_DIRECTIVE_
Copy out each line that has "автомобиль" in it.

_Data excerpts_

+ + + + +

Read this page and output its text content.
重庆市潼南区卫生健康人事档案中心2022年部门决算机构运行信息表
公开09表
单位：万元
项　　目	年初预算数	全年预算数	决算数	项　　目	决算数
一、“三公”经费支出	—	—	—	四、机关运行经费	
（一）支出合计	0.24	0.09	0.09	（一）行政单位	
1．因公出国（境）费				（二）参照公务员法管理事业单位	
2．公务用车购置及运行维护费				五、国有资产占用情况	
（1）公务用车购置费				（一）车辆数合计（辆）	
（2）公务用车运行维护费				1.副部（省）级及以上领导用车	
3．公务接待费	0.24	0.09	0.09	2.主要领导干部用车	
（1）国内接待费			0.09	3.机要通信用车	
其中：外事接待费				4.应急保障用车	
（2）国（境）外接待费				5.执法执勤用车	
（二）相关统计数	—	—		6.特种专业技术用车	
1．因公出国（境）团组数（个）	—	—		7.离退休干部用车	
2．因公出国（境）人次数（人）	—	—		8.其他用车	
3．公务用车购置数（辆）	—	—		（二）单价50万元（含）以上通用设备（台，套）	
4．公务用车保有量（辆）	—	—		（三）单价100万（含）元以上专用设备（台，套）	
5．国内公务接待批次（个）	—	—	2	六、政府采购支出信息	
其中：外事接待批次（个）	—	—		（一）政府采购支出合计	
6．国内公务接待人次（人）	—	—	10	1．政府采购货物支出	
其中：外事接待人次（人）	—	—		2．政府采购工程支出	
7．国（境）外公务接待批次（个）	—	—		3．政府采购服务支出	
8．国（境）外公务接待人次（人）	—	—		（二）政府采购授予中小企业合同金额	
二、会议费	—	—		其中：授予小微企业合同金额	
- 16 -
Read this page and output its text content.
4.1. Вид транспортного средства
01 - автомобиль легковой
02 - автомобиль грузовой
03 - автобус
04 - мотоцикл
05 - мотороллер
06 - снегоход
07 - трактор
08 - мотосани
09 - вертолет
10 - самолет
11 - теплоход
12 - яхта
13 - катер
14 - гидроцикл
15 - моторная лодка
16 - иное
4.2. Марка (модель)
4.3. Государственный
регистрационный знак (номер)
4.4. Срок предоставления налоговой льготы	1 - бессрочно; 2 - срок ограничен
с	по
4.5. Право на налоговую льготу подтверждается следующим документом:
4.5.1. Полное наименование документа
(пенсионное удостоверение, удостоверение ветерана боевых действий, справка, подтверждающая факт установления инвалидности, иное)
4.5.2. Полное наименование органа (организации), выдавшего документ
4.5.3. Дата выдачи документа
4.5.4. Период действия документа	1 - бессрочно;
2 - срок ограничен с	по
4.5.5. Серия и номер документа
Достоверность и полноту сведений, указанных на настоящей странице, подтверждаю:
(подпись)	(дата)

+ + + + +

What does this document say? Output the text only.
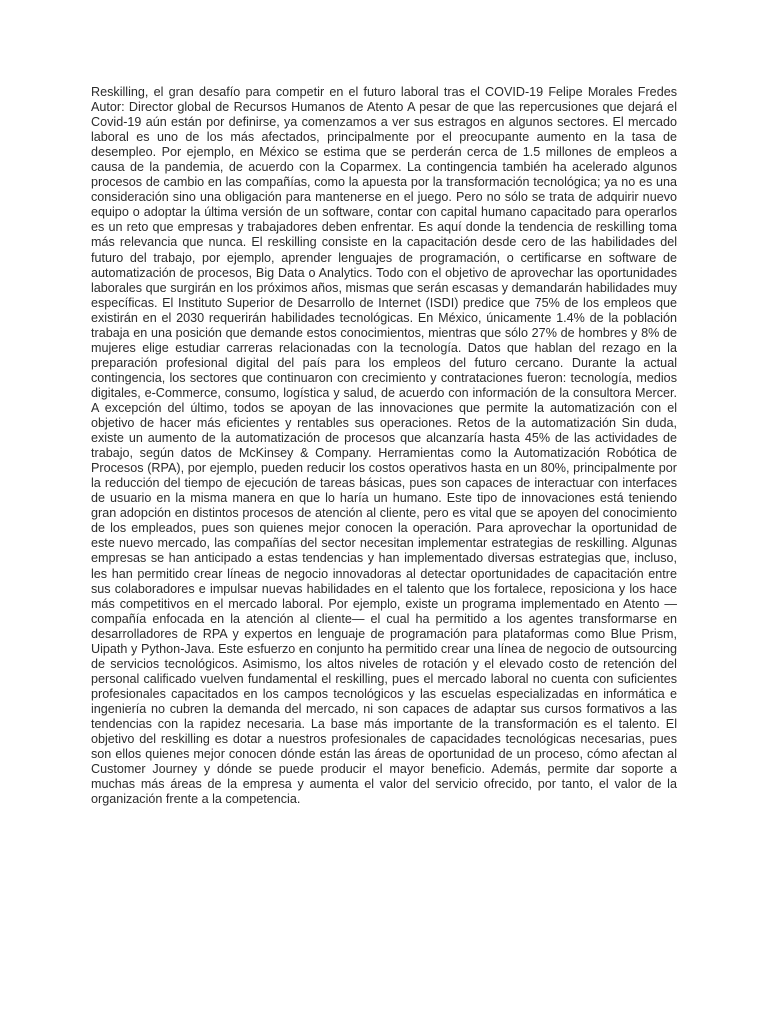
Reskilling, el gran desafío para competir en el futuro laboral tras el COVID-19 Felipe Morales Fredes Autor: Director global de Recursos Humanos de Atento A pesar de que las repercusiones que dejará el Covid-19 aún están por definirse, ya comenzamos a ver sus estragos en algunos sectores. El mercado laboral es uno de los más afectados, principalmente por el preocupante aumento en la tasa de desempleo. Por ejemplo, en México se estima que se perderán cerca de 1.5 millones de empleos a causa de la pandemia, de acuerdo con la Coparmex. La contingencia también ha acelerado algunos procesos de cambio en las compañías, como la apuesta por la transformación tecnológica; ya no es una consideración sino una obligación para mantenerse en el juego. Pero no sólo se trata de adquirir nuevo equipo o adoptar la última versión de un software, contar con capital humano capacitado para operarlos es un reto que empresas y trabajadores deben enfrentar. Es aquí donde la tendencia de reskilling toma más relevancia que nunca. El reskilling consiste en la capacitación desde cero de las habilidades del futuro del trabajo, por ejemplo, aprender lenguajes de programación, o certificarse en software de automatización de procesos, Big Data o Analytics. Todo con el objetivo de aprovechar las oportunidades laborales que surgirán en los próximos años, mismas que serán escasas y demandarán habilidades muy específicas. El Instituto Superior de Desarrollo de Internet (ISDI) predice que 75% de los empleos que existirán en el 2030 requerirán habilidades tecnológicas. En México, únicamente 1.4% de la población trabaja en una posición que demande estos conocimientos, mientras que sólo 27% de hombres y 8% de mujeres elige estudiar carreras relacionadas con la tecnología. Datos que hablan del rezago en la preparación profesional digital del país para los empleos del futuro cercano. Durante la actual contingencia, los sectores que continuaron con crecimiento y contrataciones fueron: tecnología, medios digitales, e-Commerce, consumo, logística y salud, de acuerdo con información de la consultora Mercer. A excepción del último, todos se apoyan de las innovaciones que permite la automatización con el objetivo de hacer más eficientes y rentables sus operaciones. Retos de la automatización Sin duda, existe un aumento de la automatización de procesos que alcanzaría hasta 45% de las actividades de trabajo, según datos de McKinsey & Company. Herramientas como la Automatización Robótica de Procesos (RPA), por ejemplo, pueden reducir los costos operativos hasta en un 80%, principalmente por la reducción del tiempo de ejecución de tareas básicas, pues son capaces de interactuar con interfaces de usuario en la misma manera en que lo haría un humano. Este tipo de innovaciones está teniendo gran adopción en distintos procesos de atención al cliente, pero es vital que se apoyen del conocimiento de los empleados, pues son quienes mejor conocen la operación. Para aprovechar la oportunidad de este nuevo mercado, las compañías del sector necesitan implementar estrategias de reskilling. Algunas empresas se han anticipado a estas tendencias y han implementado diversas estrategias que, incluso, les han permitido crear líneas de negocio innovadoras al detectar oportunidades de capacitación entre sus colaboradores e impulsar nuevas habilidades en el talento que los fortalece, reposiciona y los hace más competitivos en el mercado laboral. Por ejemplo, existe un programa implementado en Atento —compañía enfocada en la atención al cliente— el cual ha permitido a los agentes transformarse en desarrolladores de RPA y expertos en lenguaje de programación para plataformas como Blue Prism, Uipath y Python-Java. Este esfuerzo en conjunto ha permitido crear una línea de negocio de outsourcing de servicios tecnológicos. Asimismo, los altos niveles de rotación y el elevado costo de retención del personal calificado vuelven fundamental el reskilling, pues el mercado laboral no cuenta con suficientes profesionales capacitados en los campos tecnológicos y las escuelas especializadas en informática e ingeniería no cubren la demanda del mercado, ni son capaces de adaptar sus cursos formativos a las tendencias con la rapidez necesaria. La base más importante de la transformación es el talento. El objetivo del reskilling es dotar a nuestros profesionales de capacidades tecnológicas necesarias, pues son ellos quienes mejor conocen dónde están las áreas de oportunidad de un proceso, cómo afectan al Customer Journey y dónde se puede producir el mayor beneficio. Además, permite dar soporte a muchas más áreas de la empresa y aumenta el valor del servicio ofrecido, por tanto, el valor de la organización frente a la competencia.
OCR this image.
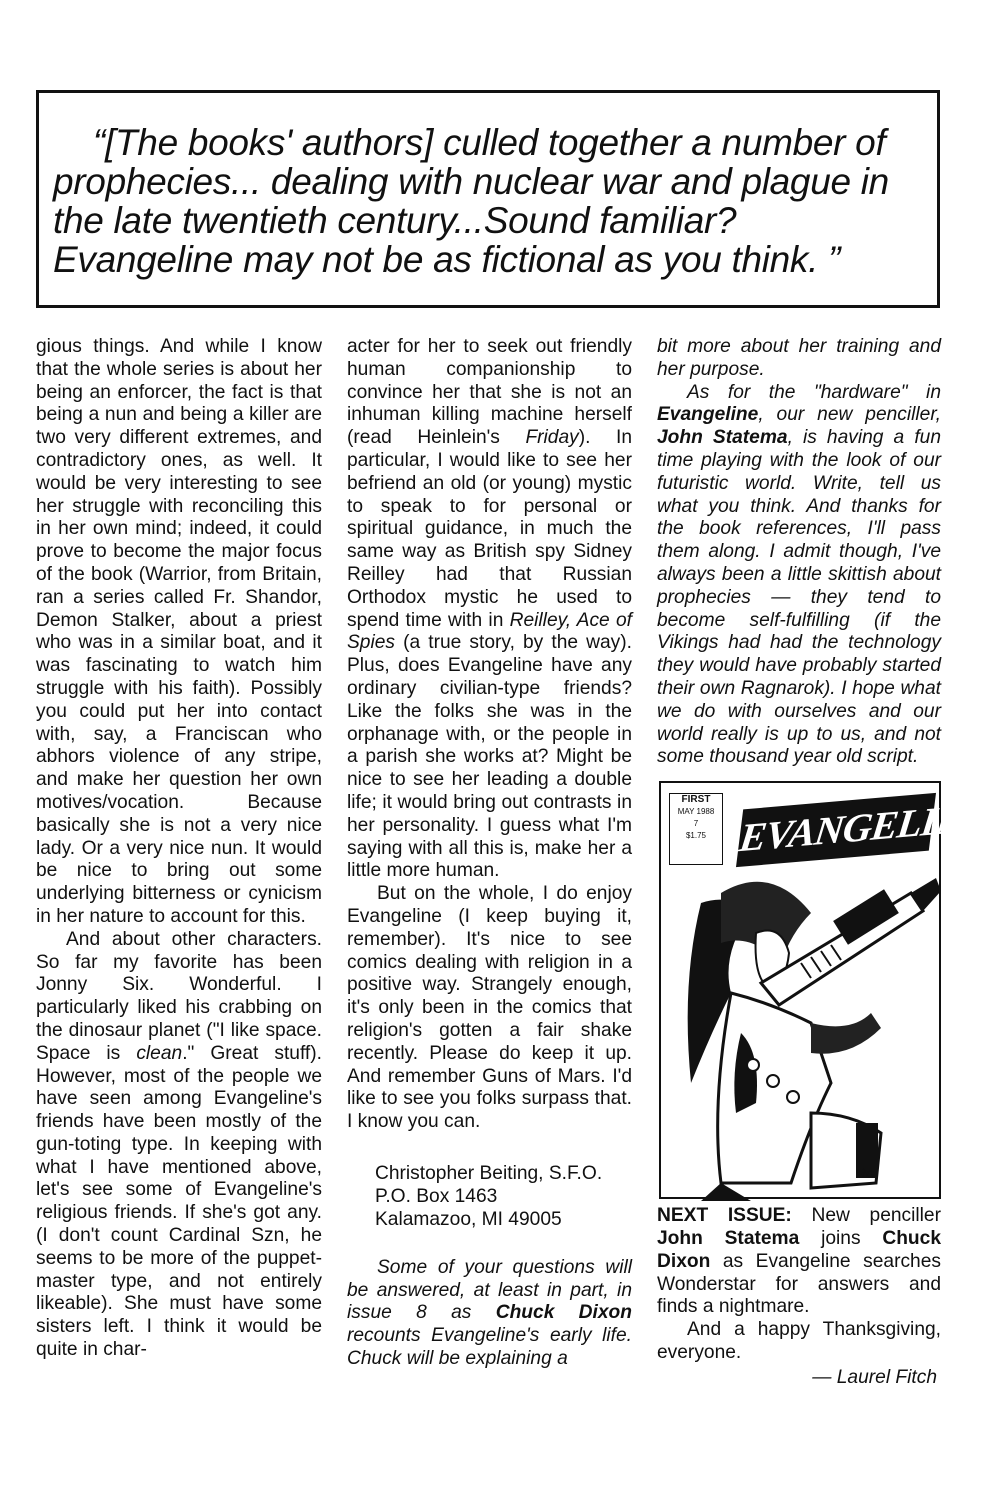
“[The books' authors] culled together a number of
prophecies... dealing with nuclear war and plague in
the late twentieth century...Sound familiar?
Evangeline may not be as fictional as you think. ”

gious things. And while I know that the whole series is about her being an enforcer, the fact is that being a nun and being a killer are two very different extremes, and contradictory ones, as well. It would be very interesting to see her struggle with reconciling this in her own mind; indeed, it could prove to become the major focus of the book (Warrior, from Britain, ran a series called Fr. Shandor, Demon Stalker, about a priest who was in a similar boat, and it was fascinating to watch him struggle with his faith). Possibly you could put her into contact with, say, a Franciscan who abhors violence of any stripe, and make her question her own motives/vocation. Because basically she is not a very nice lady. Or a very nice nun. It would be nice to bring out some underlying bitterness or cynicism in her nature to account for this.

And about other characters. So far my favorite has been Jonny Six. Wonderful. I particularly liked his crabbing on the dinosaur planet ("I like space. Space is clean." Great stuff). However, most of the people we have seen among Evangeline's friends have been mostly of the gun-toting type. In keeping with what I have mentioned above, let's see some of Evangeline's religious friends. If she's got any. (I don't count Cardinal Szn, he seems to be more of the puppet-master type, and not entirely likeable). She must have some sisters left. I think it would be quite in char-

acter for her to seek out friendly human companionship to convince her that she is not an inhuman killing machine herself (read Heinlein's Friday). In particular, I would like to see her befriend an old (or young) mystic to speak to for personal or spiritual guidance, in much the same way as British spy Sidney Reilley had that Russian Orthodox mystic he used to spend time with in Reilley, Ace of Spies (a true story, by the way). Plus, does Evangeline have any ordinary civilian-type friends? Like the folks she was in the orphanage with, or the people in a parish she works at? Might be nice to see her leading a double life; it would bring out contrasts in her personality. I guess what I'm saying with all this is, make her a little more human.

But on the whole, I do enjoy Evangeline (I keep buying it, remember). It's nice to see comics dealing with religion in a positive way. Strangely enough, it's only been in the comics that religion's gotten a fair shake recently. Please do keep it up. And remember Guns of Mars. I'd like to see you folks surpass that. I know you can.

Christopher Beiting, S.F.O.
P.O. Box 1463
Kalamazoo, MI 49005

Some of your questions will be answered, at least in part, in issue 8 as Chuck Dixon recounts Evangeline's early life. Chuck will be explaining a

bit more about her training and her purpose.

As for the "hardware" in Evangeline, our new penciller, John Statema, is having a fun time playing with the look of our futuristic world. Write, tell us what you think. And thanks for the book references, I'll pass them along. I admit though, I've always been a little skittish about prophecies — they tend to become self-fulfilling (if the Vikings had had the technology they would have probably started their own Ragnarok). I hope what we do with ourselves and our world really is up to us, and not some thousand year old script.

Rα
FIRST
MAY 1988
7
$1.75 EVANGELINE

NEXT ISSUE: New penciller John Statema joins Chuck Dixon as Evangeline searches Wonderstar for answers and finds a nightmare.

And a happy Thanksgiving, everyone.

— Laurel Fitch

+ + + + +

_EXPECTED OUTPUT_
01 - автомобиль легковой
02 - автомобиль грузовой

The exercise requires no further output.